## Entries

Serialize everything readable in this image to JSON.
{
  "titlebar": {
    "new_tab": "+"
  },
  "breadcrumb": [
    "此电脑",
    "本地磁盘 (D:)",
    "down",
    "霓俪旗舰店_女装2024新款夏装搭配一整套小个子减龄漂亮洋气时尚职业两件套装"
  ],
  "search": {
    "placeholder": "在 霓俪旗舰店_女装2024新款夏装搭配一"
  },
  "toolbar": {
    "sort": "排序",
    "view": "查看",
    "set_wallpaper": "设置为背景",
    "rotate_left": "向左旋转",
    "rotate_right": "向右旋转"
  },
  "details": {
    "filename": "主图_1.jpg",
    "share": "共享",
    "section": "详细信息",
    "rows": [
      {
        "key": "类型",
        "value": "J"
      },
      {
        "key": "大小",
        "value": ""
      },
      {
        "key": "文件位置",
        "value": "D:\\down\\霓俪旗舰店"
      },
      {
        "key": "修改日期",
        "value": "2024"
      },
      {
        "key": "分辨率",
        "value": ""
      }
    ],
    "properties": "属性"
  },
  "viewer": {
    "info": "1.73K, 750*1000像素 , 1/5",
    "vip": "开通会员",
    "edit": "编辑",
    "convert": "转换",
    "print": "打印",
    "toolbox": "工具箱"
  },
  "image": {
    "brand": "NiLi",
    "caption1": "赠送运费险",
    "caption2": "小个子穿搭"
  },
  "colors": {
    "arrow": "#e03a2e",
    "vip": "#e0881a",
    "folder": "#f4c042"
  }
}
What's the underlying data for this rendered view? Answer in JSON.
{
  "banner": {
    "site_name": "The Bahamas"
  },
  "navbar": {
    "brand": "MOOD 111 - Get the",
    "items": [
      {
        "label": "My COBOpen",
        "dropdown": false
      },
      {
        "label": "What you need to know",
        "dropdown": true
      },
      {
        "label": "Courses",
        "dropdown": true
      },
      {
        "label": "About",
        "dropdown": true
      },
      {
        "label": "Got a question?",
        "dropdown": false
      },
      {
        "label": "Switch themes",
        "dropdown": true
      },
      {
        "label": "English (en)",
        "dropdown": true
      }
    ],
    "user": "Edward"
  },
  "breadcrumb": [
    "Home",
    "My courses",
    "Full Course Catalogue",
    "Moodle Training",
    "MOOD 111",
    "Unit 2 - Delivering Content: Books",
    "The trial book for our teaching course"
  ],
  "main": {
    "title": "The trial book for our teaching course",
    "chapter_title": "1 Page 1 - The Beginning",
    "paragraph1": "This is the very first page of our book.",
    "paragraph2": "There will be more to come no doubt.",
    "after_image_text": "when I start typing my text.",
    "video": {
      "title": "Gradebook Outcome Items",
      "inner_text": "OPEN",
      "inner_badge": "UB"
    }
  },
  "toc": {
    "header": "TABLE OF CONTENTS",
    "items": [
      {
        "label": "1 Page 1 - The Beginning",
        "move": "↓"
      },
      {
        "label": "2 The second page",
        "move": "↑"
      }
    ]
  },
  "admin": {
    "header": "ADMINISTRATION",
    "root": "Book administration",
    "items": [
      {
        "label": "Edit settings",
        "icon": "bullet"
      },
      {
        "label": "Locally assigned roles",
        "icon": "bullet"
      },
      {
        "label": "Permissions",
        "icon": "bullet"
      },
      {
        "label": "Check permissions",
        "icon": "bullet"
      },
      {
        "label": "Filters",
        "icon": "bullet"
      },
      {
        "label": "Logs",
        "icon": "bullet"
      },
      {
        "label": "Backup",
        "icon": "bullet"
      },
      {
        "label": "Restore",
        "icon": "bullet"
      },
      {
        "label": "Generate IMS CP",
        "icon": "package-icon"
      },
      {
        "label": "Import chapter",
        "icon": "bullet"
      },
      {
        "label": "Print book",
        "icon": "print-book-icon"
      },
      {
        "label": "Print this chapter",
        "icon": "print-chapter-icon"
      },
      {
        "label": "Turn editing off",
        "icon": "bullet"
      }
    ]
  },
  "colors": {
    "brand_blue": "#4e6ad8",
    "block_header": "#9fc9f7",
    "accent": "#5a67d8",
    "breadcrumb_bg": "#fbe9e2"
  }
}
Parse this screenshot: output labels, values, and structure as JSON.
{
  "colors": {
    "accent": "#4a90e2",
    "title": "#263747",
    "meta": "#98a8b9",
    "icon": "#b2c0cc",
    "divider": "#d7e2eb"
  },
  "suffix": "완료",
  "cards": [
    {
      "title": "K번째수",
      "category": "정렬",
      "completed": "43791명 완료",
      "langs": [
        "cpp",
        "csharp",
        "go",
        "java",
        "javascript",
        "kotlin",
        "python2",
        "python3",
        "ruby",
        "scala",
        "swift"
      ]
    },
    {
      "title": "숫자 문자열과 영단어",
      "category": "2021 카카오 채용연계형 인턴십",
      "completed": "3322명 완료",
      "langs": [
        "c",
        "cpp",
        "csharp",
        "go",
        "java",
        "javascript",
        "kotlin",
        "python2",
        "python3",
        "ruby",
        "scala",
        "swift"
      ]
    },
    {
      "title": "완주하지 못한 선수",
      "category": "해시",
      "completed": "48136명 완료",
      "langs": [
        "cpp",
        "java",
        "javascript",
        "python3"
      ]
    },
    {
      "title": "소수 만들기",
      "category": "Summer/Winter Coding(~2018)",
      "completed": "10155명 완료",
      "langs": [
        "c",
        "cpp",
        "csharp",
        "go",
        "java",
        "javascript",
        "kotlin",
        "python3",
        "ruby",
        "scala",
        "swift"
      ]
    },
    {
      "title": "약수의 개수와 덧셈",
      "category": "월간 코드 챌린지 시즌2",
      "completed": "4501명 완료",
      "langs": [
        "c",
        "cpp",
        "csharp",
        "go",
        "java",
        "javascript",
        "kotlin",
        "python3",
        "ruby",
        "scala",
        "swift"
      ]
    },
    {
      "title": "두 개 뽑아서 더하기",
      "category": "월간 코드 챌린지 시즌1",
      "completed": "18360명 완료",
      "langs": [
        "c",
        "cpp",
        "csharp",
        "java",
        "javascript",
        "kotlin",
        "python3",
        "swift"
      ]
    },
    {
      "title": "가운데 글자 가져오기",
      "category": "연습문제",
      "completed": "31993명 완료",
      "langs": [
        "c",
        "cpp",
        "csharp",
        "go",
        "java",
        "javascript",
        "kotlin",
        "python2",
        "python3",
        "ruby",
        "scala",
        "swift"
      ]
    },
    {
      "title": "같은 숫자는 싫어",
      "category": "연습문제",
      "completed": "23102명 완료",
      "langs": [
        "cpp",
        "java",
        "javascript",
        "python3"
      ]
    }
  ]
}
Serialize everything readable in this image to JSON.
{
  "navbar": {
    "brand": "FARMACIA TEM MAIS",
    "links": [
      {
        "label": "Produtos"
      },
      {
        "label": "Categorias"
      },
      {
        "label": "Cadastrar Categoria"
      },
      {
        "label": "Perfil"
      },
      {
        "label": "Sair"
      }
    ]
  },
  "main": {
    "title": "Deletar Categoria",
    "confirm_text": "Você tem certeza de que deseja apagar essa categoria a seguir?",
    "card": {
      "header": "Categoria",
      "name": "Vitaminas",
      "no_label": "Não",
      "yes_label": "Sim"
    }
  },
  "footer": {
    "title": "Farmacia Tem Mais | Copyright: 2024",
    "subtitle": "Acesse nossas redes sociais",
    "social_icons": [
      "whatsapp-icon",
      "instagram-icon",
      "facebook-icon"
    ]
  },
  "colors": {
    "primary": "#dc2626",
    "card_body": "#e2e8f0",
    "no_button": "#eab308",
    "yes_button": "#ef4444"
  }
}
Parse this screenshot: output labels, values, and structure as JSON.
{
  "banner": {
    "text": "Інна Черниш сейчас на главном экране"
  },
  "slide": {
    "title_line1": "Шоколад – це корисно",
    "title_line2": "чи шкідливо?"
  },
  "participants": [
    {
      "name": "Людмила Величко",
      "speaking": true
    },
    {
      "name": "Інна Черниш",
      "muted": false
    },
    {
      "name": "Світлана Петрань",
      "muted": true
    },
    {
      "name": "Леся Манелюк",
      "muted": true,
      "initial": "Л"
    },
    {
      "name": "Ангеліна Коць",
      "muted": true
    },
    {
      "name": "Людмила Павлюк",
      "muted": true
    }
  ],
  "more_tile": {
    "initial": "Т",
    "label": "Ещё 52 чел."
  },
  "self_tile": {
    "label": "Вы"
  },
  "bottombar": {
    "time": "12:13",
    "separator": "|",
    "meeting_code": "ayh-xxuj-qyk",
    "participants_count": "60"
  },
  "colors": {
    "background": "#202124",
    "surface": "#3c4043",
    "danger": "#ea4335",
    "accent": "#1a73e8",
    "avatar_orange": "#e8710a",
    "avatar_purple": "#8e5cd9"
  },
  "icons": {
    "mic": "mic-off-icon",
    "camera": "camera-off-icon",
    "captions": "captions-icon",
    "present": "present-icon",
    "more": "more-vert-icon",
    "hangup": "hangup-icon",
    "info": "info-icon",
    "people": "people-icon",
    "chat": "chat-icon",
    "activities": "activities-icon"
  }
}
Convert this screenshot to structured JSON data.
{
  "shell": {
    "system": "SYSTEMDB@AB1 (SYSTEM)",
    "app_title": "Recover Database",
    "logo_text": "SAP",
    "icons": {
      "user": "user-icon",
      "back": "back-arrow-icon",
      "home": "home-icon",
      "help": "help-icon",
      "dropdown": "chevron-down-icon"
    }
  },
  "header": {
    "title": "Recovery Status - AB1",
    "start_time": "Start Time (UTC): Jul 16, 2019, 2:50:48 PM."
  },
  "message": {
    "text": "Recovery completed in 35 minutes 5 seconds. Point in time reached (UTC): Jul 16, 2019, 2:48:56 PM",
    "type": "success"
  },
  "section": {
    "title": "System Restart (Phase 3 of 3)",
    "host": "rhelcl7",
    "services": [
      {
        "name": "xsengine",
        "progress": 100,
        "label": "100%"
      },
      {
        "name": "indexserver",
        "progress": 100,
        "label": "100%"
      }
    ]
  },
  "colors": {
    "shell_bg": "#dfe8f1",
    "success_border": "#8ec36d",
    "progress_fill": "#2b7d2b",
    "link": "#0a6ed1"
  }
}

## Task goal
Out of the preceding entries, pull every line containing the string "category".

## Solution to the problem
      "category": "정렬",
      "category": "2021 카카오 채용연계형 인턴십",
      "category": "해시",
      "category": "Summer/Winter Coding(~2018)",
      "category": "월간 코드 챌린지 시즌2",
      "category": "월간 코드 챌린지 시즌1",
      "category": "연습문제",
      "category": "연습문제",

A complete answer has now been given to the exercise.